→ **Article**
------

How could he? we wonder. How could they? How could someone look upon the rape of a child and turn away?

For answers, many have turned to Division 1 sports in general, and the rabidity of Penn State football culture in particular.

I’m from western Pennsylvania, and I know this football fever first hand. My own small town worshiped the game in all forms. It was a miniature, rust-belt version of Friday Night Lights’ Dillon, and as such, no different from all the other little towns dotting the hills and valleys in our half of the state. The mood of whole swaths of the population, not to mention the economy, turned on the fate of the Pittsburgh Steelers. The first time I visited Penn State’s campus, I was taken aback by the proliferation of life-sized Joe Paterno imagery. Like the portrait of a desert dictator, his visage was everywhere: in restaurants, bars, shop windows, office cubicles, sidewalks, dorm rooms. He saw all. He was all.

I was affected by the omnipotence of football. My first published story was set around a high school field. And part of me feels almost vindicated by the spotlight now shining down unfavorably upon my region. See? I didn’t make it up. The view really is that distorted. A sport really is the most defining and important thing.

And yet, every time the Penn State football program is mentioned as the cause of men turning a blind eye to the assault of children, I bristle. I feel this obfuscates the larger issue.

It’s the football program, yes, but it’s also the Catholic Church.

It’s hierarchical organizations like football programs and the Catholic Church, yes, but it’s also our families.

When we read about them, or learn about them, or watch them paraded into a prison yard with a sign around their neck, child sex abuse offenders are clearly monsters.  I think of Ronald McGorvey in Tom Perrotta’s novella Little Children—pale, weak-chinned, acne-scarred.  He shows up at the town pool wearing an ugly bathing suit, and everyone clears out of the water, moms grab their kids and clutch them to their bosoms.

At the term child molester, a common image leaps to mind—it’s that creepy guy with sickly white skin, that pocket puller wearing a thin poly-blend button-down shirt and bad glasses. As a matter of fact, one summer when I was in elementary school and playing with a friend in a near-empty building on the college campus where my dad taught, a guy who fit this description exactly followed us around for a while before cornering me and grabbing my crotch. When my friend’s dad came to pick us up soon after, we told him what had happened, and, catching a glance of the man, the dad chased him out the door and down the street. When we got home, we called the police. Everyone took me very seriously. Eventually, the guy was charged with assaulting a girl in a municipal parking lot.

But he wasn’t the one who molested me. That encounter was an anomaly. Approximately one of ten kids who are sexually assaulted don’t know the offender. Ninety percent of the time, children are sexually abused by someone close—an authority figure, a friend, a family member.

------

→ **Entries supplied**
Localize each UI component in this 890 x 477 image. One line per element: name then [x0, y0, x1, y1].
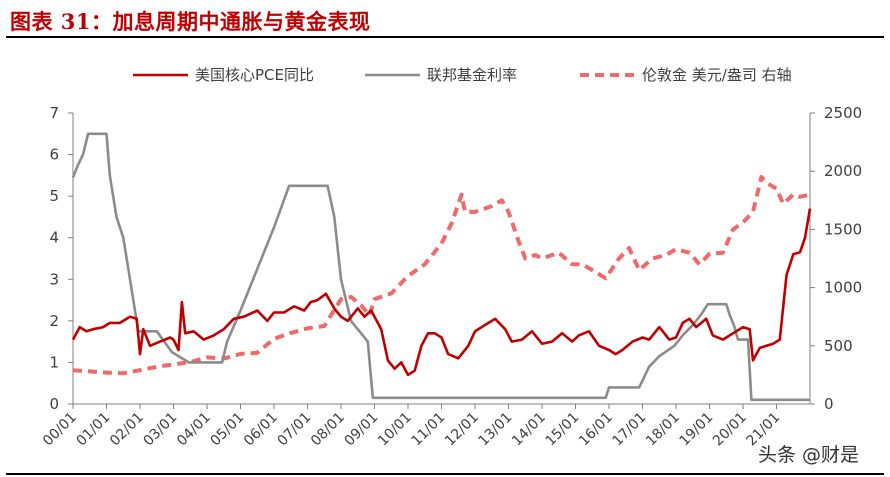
x-tick-label: 09/01: [341, 410, 381, 450]
y-left-tick-label: 6: [49, 146, 59, 164]
y-left-tick-label: 7: [49, 104, 59, 122]
chart-legend: 美国核心PCE同比 联邦基金利率 伦敦金 美元/盎司 右轴: [133, 66, 792, 84]
y-left-tick-label: 4: [49, 229, 59, 247]
y-right-tick-label: 2500: [824, 104, 862, 122]
x-tick-label: 12/01: [442, 410, 482, 450]
x-tick-label: 06/01: [241, 410, 281, 450]
x-tick-label: 07/01: [274, 410, 314, 450]
x-tick-label: 00/01: [40, 410, 80, 450]
x-tick-label: 20/01: [710, 410, 750, 450]
series-line-1: [71, 132, 810, 402]
x-tick-label: 02/01: [107, 410, 147, 450]
y-right-tick-label: 500: [824, 337, 853, 355]
bottom-divider: [6, 473, 884, 475]
y-left-tick-label: 1: [49, 353, 59, 371]
y-right-tick-label: 1000: [824, 279, 862, 297]
x-tick-label: 13/01: [475, 410, 515, 450]
legend-label-2: 伦敦金 美元/盎司 右轴: [642, 66, 792, 84]
y-left-tick-label: 2: [49, 312, 59, 330]
x-tick-label: 19/01: [676, 410, 716, 450]
title-divider: [6, 36, 884, 38]
y-right-tick-label: 0: [824, 395, 834, 413]
y-left-tick-label: 0: [49, 395, 59, 413]
x-tick-label: 08/01: [308, 410, 348, 450]
y-left-tick-label: 5: [49, 187, 59, 205]
legend-label-1: 联邦基金利率: [427, 66, 517, 84]
title-bar: 图表 31：加息周期中通胀与黄金表现: [0, 0, 890, 40]
chart-title: 图表 31：加息周期中通胀与黄金表现: [10, 9, 371, 34]
watermark: 头条 @财是: [758, 444, 860, 466]
legend-label-0: 美国核心PCE同比: [195, 66, 314, 84]
x-tick-label: 15/01: [542, 410, 582, 450]
x-tick-label: 14/01: [509, 410, 549, 450]
x-tick-label: 01/01: [73, 410, 113, 450]
x-tick-label: 10/01: [375, 410, 415, 450]
x-tick-label: 04/01: [174, 410, 214, 450]
x-tick-label: 05/01: [207, 410, 247, 450]
x-tick-label: 03/01: [140, 410, 180, 450]
x-tick-label: 16/01: [576, 410, 616, 450]
chart-series: [71, 132, 812, 402]
x-tick-label: 17/01: [609, 410, 649, 450]
series-line-0: [71, 208, 812, 377]
y-right-tick-label: 2000: [824, 162, 862, 180]
x-tick-label: 18/01: [643, 410, 683, 450]
y-right-tick-label: 1500: [824, 220, 862, 238]
y-left-tick-label: 3: [49, 270, 59, 288]
x-tick-label: 11/01: [408, 410, 448, 450]
series-line-2: [72, 175, 811, 376]
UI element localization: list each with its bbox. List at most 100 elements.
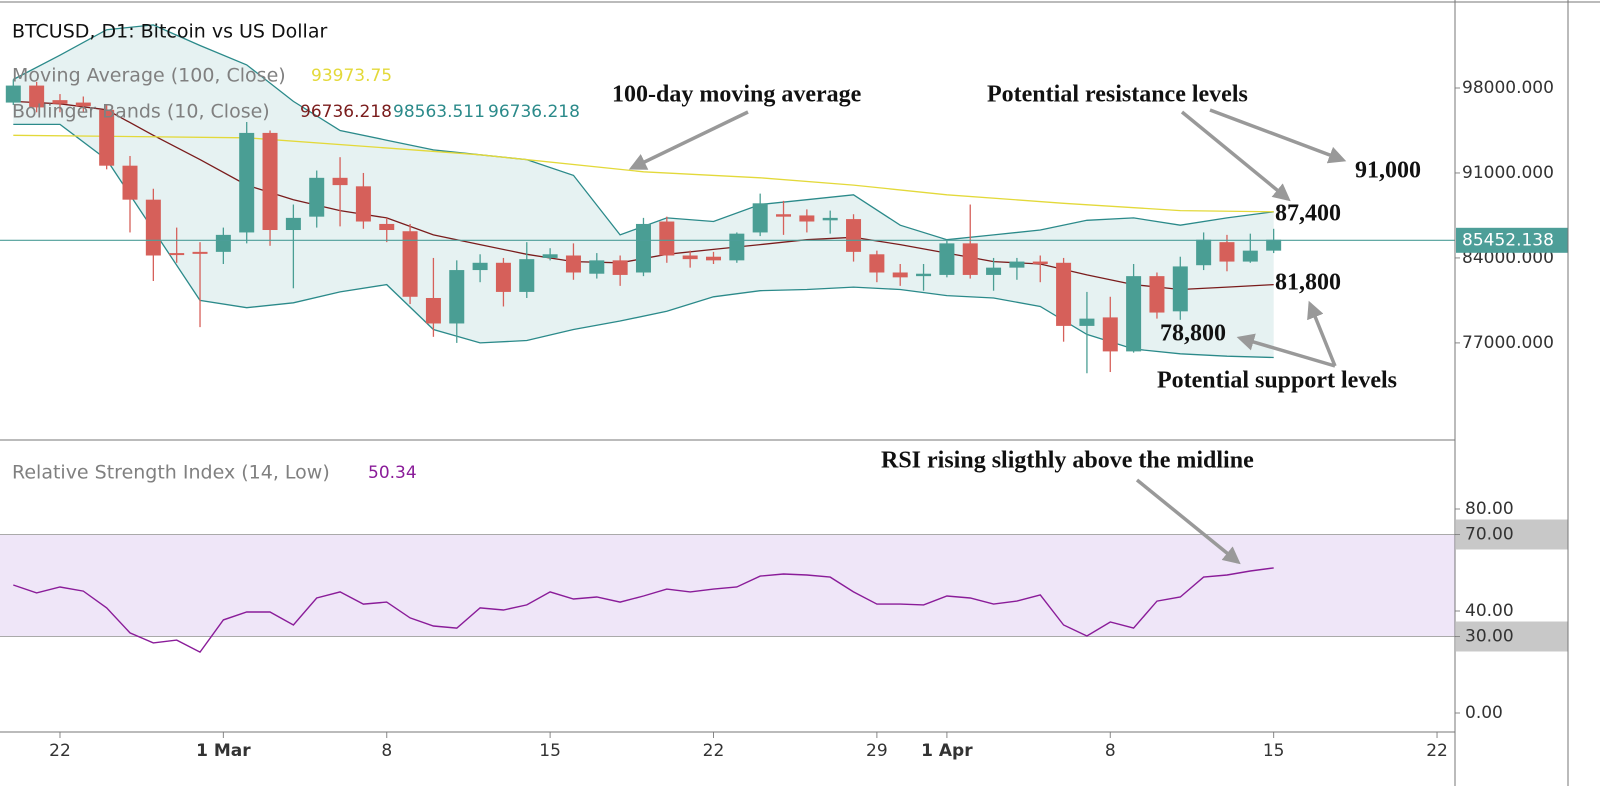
legend-label: Moving Average (100, Close)	[12, 65, 286, 87]
candle-body	[1126, 276, 1142, 352]
y-tick-label: 91000.000	[1462, 163, 1554, 183]
candle-body	[542, 254, 558, 258]
candle-body	[869, 254, 885, 273]
legend-value: 93973.75	[311, 66, 392, 86]
candle-body	[612, 260, 628, 275]
band-fill	[13, 24, 1274, 358]
candle-body	[75, 102, 91, 107]
candle-body	[1149, 276, 1165, 313]
y-tick-label: 0.00	[1465, 703, 1503, 723]
candle-body	[589, 260, 605, 274]
legend-label: Bollinger Bands (10, Close)	[12, 101, 270, 123]
candle-body	[239, 132, 255, 233]
annotation-arrow	[628, 110, 749, 170]
candle-body	[799, 215, 815, 222]
candle-body	[635, 223, 651, 273]
candle-body	[52, 100, 68, 104]
x-tick-label: 1 Mar	[196, 741, 251, 761]
price-axis	[1455, 0, 1600, 786]
candle-body	[1079, 318, 1095, 326]
candle-body	[1009, 261, 1025, 268]
candle-body	[729, 233, 745, 261]
y-tick-label: 80.00	[1465, 499, 1514, 519]
candle-body	[285, 217, 301, 231]
candle-body	[495, 262, 511, 292]
y-tick-label: 40.00	[1465, 601, 1514, 621]
candle-body	[169, 253, 185, 256]
candle-body	[355, 186, 371, 222]
candle-body	[1172, 266, 1188, 312]
candle-body	[1266, 239, 1282, 251]
annotation: Potential resistance levels	[987, 82, 1248, 108]
x-tick-label: 22	[703, 741, 725, 761]
candle-body	[145, 199, 161, 256]
chart-title: BTCUSD, D1: Bitcoin vs US Dollar	[12, 21, 327, 43]
x-tick-label: 29	[866, 741, 888, 761]
legend-value: 98563.511	[393, 102, 485, 122]
y-tick-box	[1456, 621, 1568, 652]
candle-body	[1196, 239, 1212, 266]
candle-body	[309, 177, 325, 217]
x-tick-label: 8	[381, 741, 392, 761]
candle-body	[776, 214, 792, 217]
x-tick-label: 22	[49, 741, 71, 761]
candle-body	[215, 234, 231, 252]
candle-body	[682, 255, 698, 260]
y-tick-label: 84000.000	[1462, 248, 1554, 268]
candle-body	[1102, 317, 1118, 352]
x-tick-label: 15	[1263, 741, 1285, 761]
annotation-arrow	[1135, 478, 1241, 565]
legend-value: 50.34	[368, 463, 417, 483]
legend-value: 96736.218	[488, 102, 580, 122]
candle-body	[986, 267, 1002, 275]
candle-body	[939, 243, 955, 275]
candle-body	[659, 221, 675, 256]
candle-body	[402, 231, 418, 297]
x-tick-label: 22	[1426, 741, 1448, 761]
legend-label: Relative Strength Index (14, Low)	[12, 462, 330, 484]
candle-body	[565, 255, 581, 273]
annotation: 81,800	[1275, 270, 1341, 296]
candle-body	[29, 85, 45, 108]
candle-body	[1219, 242, 1235, 262]
candle-body	[472, 262, 488, 271]
moving-average	[13, 134, 1274, 213]
annotation: 87,400	[1275, 201, 1341, 227]
candle-body	[99, 109, 115, 166]
annotation: 100-day moving average	[612, 82, 862, 108]
plot-area	[0, 24, 1455, 653]
candle-body	[892, 272, 908, 278]
x-tick-label: 8	[1105, 741, 1116, 761]
candle-body	[5, 85, 21, 103]
rsi-band	[0, 534, 1455, 637]
candle-body	[332, 177, 348, 186]
candle-body	[916, 273, 932, 277]
candle-body	[262, 132, 278, 231]
candle-body	[449, 270, 465, 324]
candle-body	[192, 251, 208, 254]
annotation: RSI rising sligthly above the midline	[881, 448, 1254, 474]
x-tick-label: 15	[539, 741, 561, 761]
y-tick-box	[1456, 519, 1568, 550]
legend-value: 96736.218	[300, 102, 392, 122]
x-tick-label: 1 Apr	[921, 741, 973, 761]
y-tick-label: 30.00	[1465, 627, 1514, 647]
candle-body	[1242, 250, 1258, 262]
annotation: 78,800	[1160, 321, 1226, 347]
annotation: 91,000	[1355, 158, 1421, 184]
y-tick-label: 70.00	[1465, 525, 1514, 545]
candle-body	[122, 165, 138, 200]
last-price-box	[1456, 227, 1568, 253]
candle-body	[519, 259, 535, 292]
annotation-arrow	[1307, 300, 1337, 367]
y-tick-label: 98000.000	[1462, 78, 1554, 98]
annotation-arrow	[1209, 108, 1347, 164]
rsi-line	[13, 567, 1274, 653]
candle-body	[705, 256, 721, 261]
annotation: Potential support levels	[1157, 368, 1397, 394]
candle-body	[1032, 261, 1048, 264]
annotation-arrow	[1236, 333, 1336, 368]
candle-body	[379, 223, 395, 231]
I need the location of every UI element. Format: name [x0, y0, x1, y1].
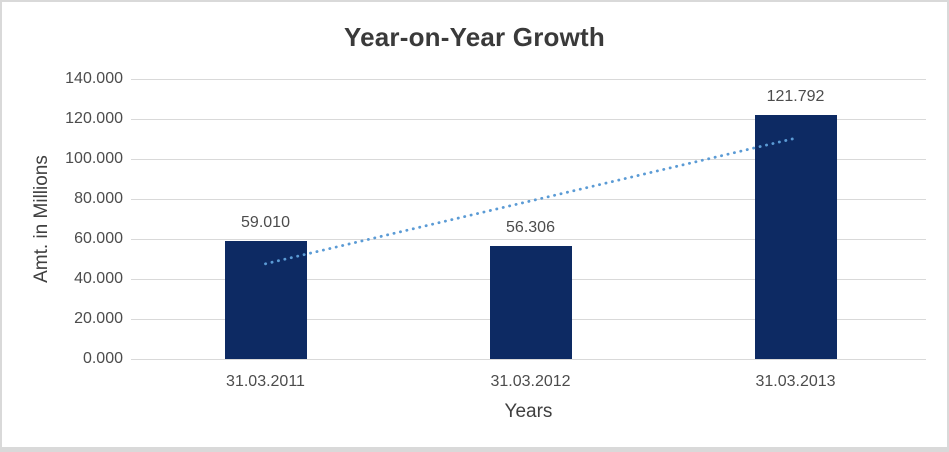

------

→ **Task set**
1: In the Penn State essay, where was the writer's first published story set?
2: Write the next part of the Penn State essay, starting after its last sentence.
The material above has no connection to the Penn State essay.

→ **Answers provided**
1: Around a high school field.

2:
In real life, child abusers are often people who we love. Who we respect. Who we trust. Or who at the very least are part of the tightly woven fabric of our daily lives. And it’s very difficult to make a quick shift in perspective, from one view to another diametrically opposed: This person I know so well, care about, work with? This very normal person—maybe even handsomer than most, kinder, more successful . . . . How can he (or she, but usually he) be evil incarnate? If we see signs, we can’t quite recognize them. The pieces don’t come into focus as a readable whole. When someone steps forward with an experience or suspicion, he or she is often met with confusion or hesitation if not outright disbelief.

Let me just say here that of course I think the university president and Joe Paterno should be fired.

But I also, generally, shy away from absolutism. I hold in high esteem the ability, the willingness, to look at both sides, to examine complexity. The simplicity of slogans—“Get a job!” “Love it or leave it!” “Just say no!”—drive me insane, and I vigilantly guard against people being judged prematurely. Someone who seemed weird, or gay, or different raised a big red flag in my hometown. They evoked a loud “ew” from the short-skirted girls cheering in unison; they flew in the face of the single, rumbled “let’s go” arising from the huddle. You tell me someone’s “different,”—a barely veiled insult in western Pennsylvania— and I’m going to try to befriend or defend that person.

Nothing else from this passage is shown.